# Written request
Find every line in the records below that contains the word "plumber", and copy each such line.

# Records supplied

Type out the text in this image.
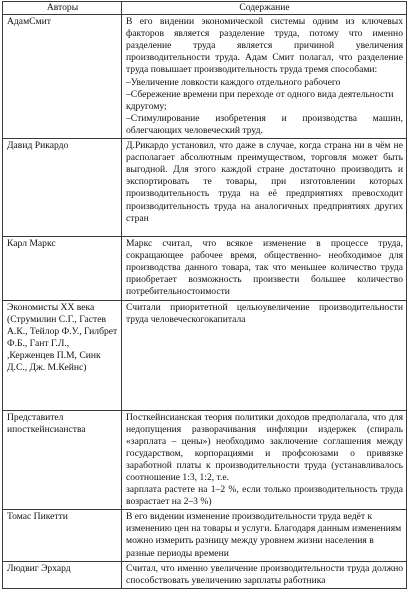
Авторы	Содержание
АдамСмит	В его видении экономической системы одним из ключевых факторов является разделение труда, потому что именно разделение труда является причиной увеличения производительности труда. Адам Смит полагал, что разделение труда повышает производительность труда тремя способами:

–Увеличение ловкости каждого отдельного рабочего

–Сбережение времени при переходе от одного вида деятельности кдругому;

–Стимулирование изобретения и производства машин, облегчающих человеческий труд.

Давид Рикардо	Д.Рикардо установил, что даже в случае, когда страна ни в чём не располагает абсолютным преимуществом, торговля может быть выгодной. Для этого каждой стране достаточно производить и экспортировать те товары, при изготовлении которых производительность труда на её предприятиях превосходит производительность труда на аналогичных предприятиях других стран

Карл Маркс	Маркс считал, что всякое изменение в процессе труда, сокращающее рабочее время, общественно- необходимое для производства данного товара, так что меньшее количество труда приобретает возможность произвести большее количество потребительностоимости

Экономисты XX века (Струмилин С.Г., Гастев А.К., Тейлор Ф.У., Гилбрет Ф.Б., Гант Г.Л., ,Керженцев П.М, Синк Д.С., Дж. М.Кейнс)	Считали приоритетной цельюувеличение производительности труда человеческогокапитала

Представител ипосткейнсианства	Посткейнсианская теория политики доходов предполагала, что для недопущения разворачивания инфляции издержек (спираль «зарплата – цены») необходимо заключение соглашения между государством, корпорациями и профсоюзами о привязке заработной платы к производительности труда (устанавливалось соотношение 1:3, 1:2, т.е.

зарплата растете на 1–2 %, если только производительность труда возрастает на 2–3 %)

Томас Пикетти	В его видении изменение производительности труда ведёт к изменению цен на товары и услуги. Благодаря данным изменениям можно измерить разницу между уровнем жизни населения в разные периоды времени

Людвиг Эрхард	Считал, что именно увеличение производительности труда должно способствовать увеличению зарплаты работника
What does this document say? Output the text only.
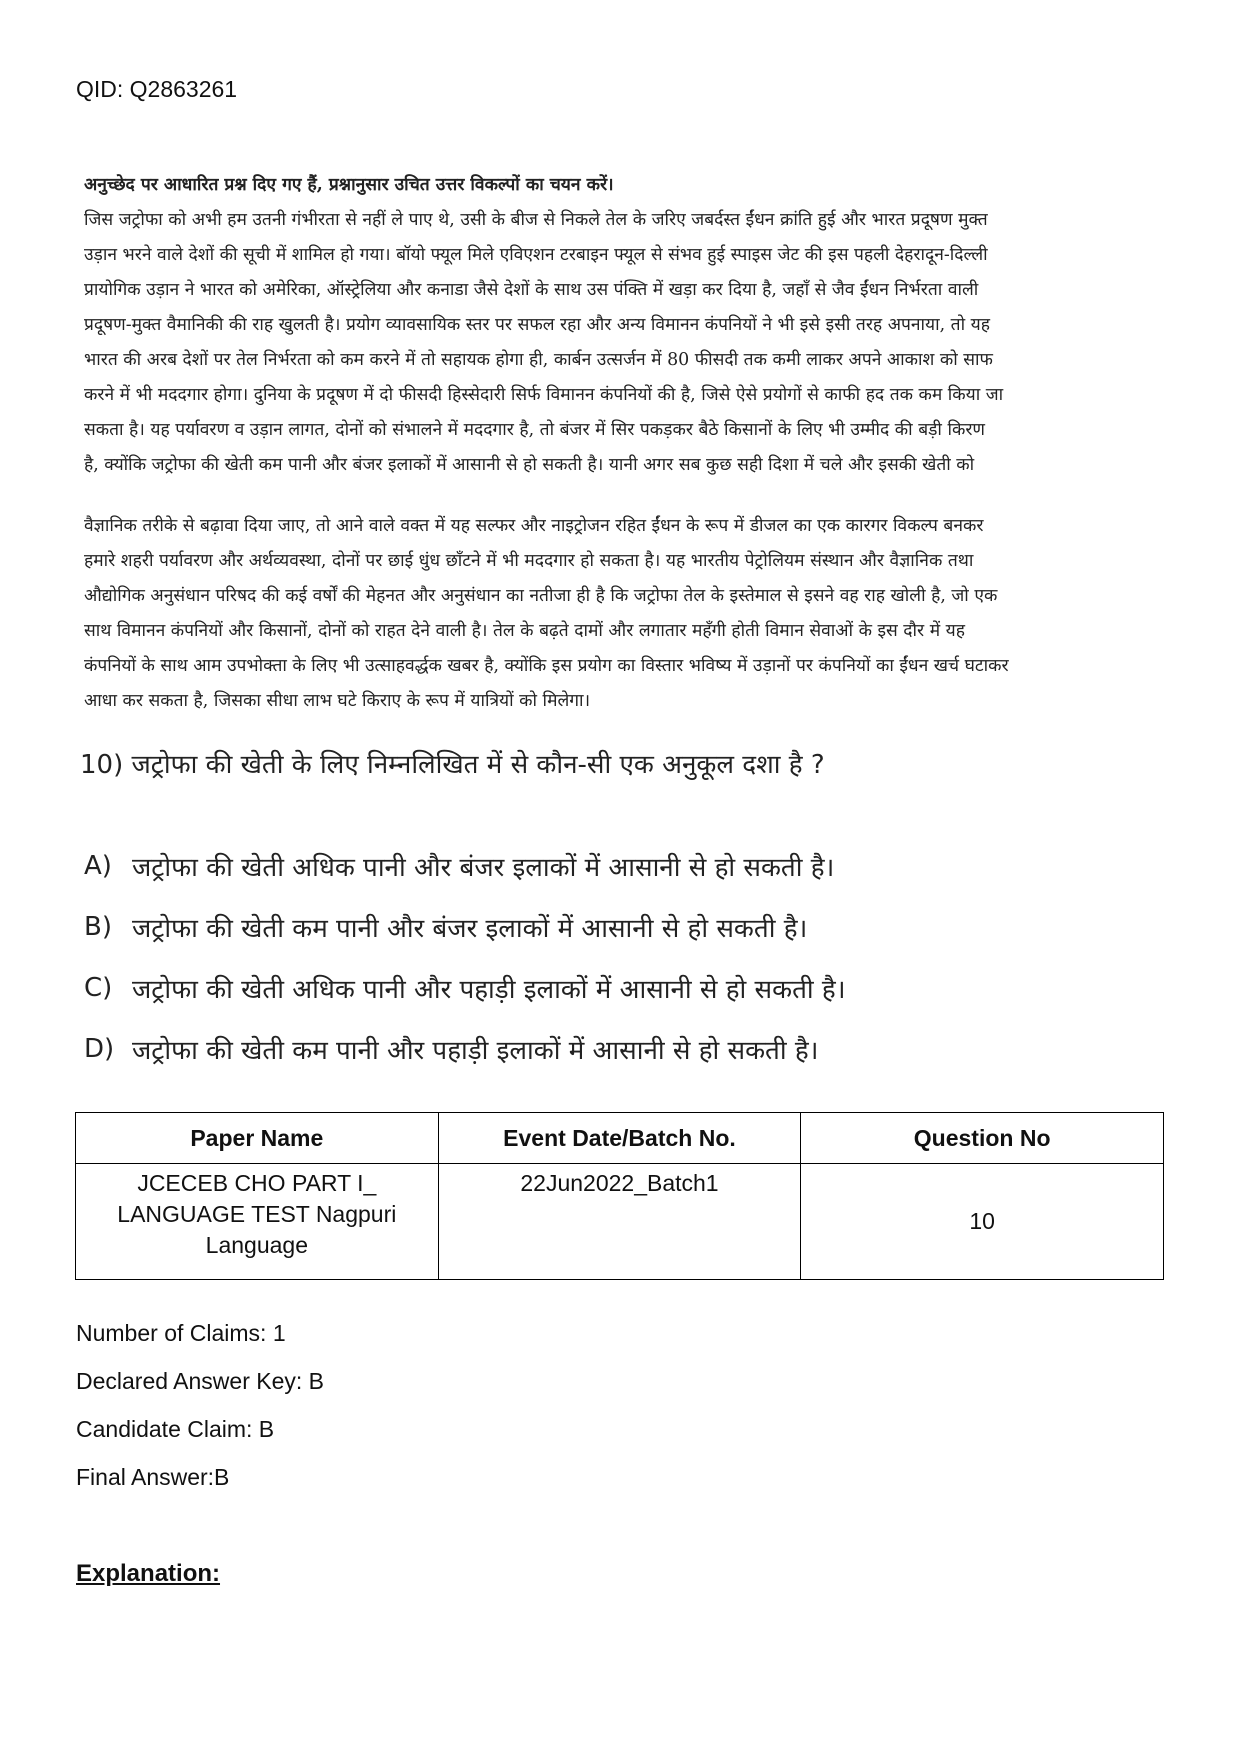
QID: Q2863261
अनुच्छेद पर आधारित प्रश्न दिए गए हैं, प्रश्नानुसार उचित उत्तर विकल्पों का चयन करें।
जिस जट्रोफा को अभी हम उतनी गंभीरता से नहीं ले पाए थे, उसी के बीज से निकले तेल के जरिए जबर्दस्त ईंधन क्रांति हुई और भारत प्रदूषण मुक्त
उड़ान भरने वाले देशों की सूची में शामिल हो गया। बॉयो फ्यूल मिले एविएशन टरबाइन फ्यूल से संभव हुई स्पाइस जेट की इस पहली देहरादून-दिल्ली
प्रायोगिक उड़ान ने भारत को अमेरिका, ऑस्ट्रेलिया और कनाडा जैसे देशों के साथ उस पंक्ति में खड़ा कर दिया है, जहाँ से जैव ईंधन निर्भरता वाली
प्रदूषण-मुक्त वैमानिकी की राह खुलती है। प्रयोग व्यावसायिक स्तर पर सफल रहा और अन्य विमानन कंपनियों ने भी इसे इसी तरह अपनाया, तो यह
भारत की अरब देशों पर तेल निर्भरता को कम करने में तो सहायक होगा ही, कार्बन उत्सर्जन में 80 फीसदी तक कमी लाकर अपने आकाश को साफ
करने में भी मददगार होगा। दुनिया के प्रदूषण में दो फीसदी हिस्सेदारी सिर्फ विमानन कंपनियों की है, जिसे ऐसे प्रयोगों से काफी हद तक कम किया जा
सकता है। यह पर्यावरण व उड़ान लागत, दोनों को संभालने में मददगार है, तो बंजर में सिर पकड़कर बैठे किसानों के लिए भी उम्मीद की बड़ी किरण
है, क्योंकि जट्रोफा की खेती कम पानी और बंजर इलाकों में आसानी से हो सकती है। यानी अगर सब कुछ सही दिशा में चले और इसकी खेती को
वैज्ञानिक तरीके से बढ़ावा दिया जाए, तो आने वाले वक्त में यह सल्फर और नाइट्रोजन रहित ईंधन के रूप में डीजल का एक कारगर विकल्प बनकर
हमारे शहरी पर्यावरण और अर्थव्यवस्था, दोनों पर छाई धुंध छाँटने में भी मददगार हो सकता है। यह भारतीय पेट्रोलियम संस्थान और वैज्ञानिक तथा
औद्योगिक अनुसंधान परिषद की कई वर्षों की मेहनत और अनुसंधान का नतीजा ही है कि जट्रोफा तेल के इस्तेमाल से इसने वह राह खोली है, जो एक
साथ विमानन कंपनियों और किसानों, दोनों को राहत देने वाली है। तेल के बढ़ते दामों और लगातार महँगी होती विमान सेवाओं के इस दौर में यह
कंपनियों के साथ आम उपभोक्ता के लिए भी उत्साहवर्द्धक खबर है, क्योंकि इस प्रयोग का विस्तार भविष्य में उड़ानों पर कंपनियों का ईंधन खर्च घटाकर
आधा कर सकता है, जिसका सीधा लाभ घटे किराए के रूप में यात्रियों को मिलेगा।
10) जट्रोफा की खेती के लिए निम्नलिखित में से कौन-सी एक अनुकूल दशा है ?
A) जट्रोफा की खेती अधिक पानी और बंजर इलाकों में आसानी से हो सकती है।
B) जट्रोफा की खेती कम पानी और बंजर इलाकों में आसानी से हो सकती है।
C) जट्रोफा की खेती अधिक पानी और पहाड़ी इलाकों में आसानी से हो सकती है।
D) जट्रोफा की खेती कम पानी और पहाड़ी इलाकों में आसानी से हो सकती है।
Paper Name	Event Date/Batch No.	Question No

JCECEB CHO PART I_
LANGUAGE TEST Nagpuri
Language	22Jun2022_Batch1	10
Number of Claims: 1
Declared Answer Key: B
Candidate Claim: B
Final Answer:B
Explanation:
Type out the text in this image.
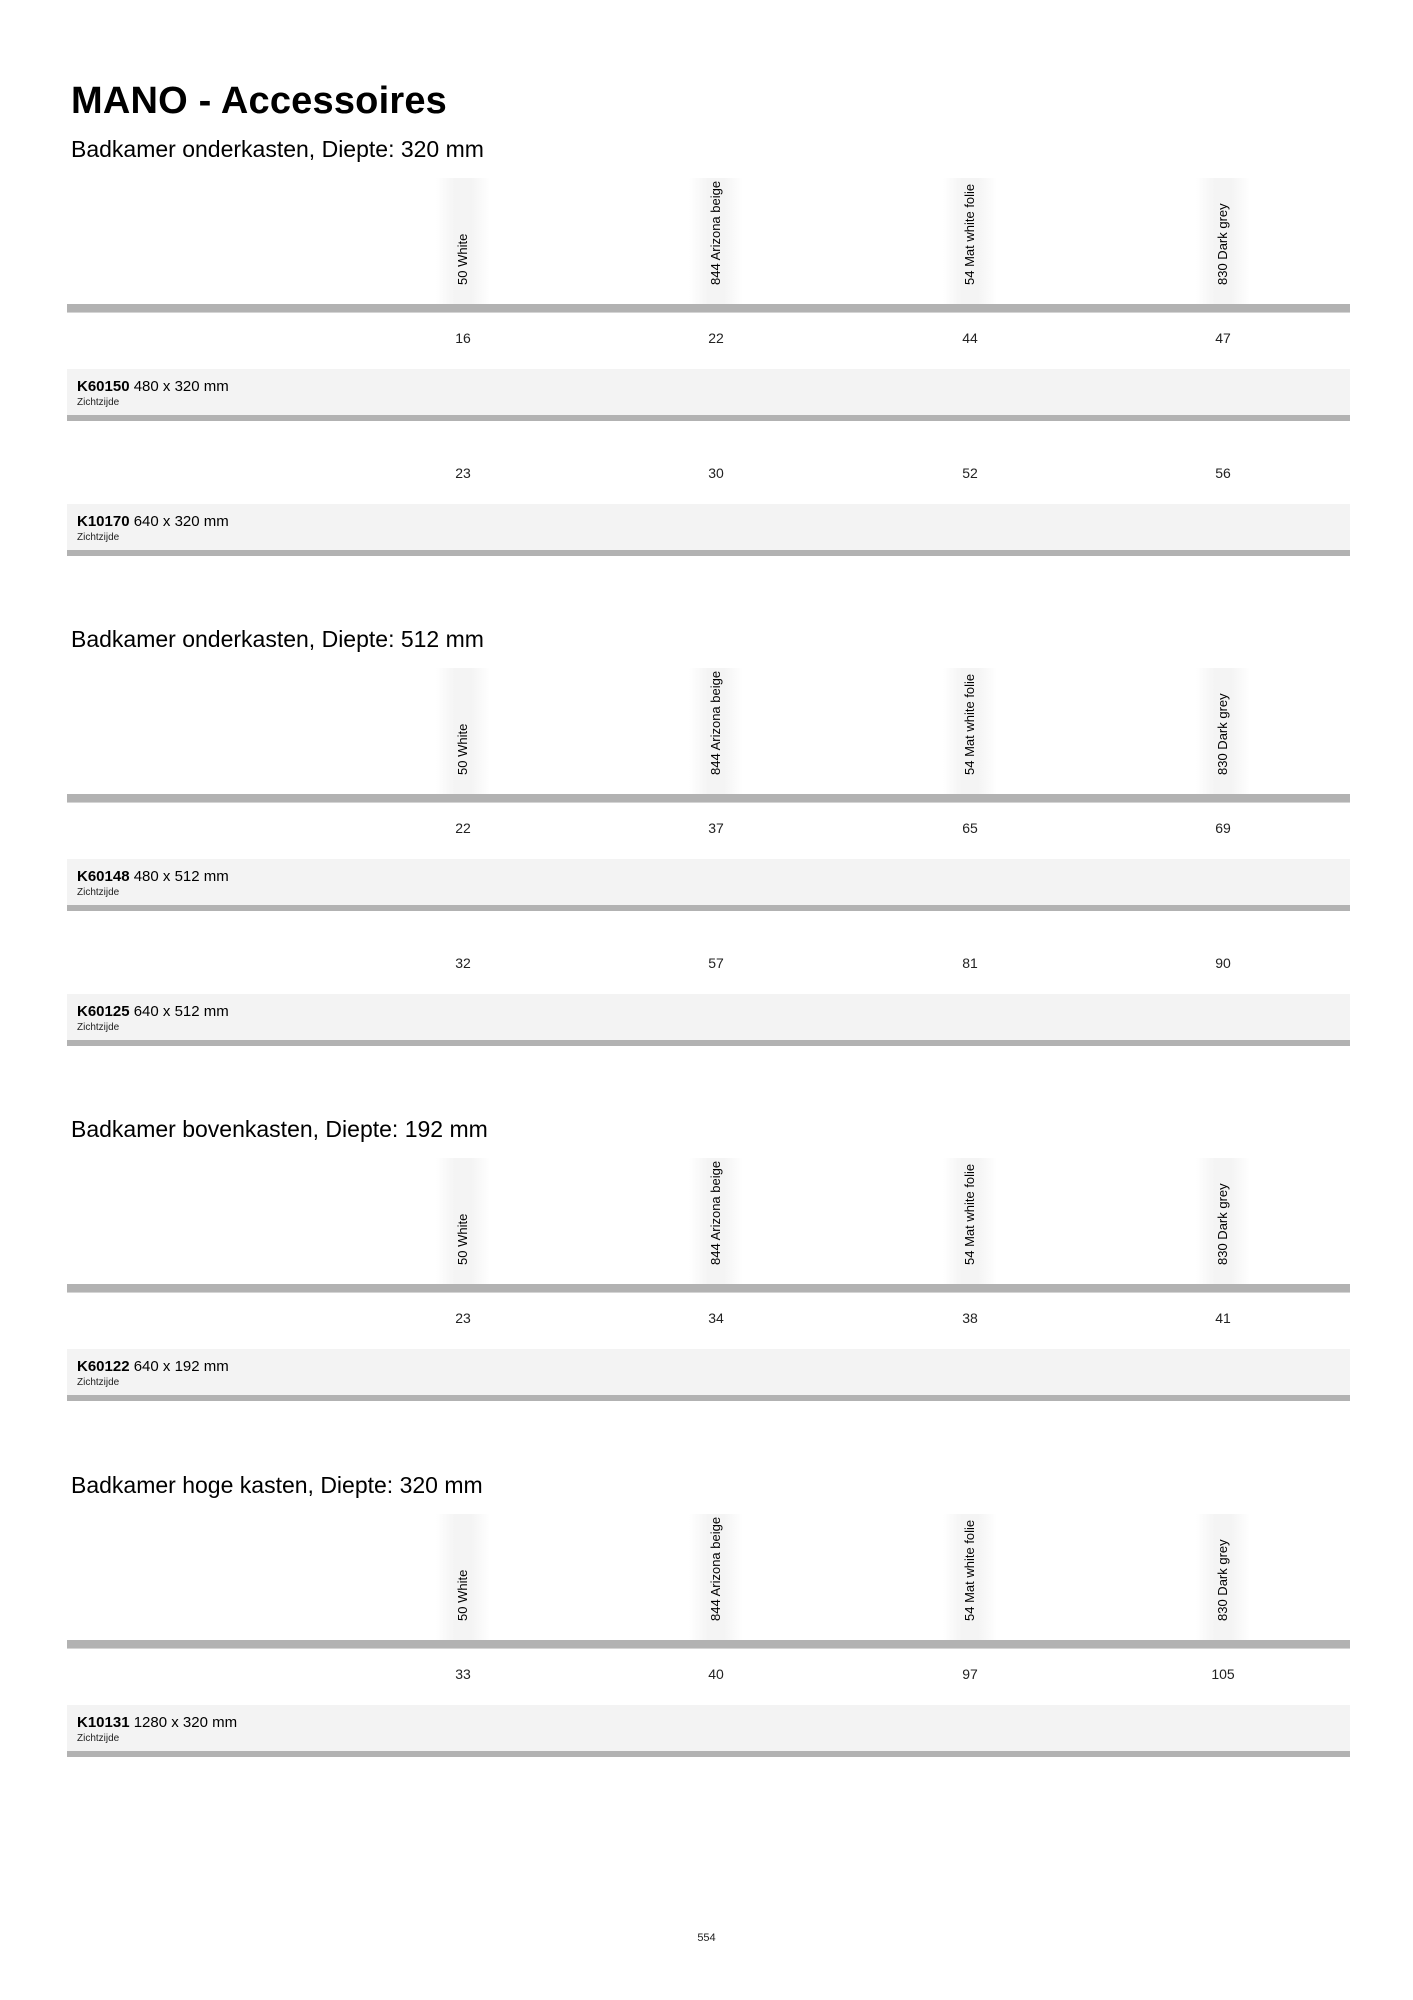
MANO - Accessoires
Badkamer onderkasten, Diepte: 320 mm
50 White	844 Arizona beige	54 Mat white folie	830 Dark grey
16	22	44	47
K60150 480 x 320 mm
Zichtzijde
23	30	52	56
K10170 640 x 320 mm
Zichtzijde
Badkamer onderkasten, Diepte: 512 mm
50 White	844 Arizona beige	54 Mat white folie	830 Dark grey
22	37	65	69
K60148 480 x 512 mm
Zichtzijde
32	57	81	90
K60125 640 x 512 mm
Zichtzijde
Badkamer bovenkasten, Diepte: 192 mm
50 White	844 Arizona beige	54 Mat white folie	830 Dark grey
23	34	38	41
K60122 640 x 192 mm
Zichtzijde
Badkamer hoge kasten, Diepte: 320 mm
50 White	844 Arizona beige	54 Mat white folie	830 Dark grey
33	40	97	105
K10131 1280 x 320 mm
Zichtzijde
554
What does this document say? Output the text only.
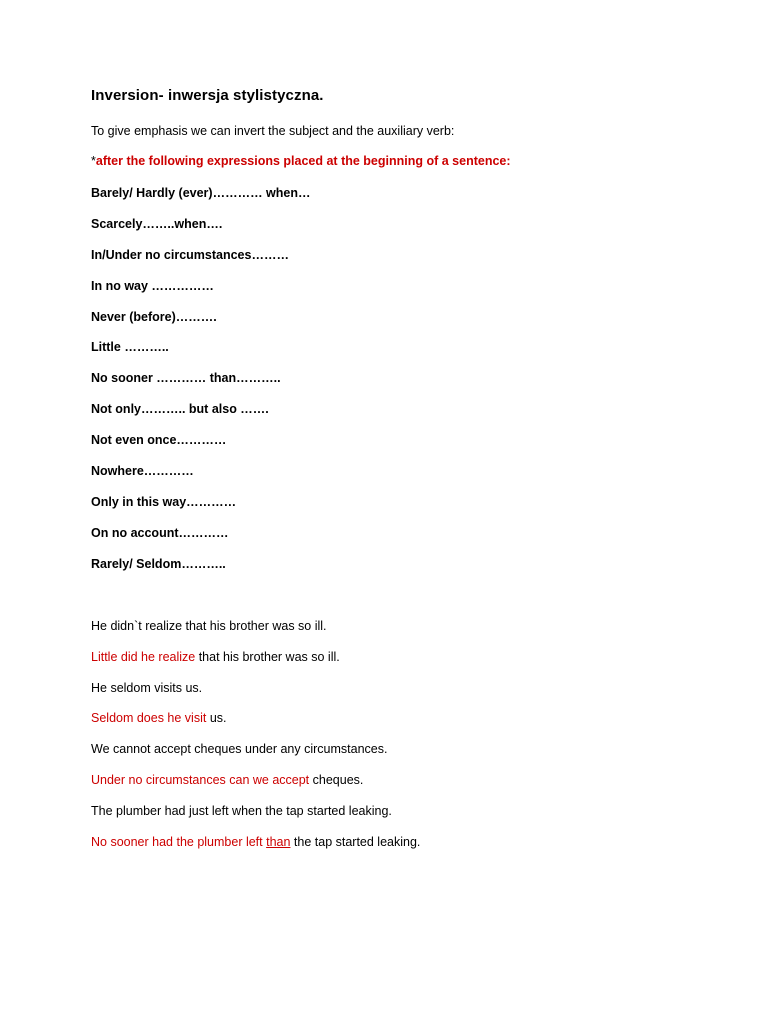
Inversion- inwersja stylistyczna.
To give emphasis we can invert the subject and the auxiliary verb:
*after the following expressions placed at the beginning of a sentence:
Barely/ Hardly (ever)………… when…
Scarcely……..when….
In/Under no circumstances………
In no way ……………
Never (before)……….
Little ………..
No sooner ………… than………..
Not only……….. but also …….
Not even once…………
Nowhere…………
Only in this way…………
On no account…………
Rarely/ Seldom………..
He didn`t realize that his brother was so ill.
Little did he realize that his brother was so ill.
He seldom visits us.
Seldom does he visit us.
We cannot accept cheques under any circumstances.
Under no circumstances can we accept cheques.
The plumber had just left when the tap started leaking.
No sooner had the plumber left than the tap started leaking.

# Problem solution
The plumber had just left when the tap started leaking.
No sooner had the plumber left than the tap started leaking.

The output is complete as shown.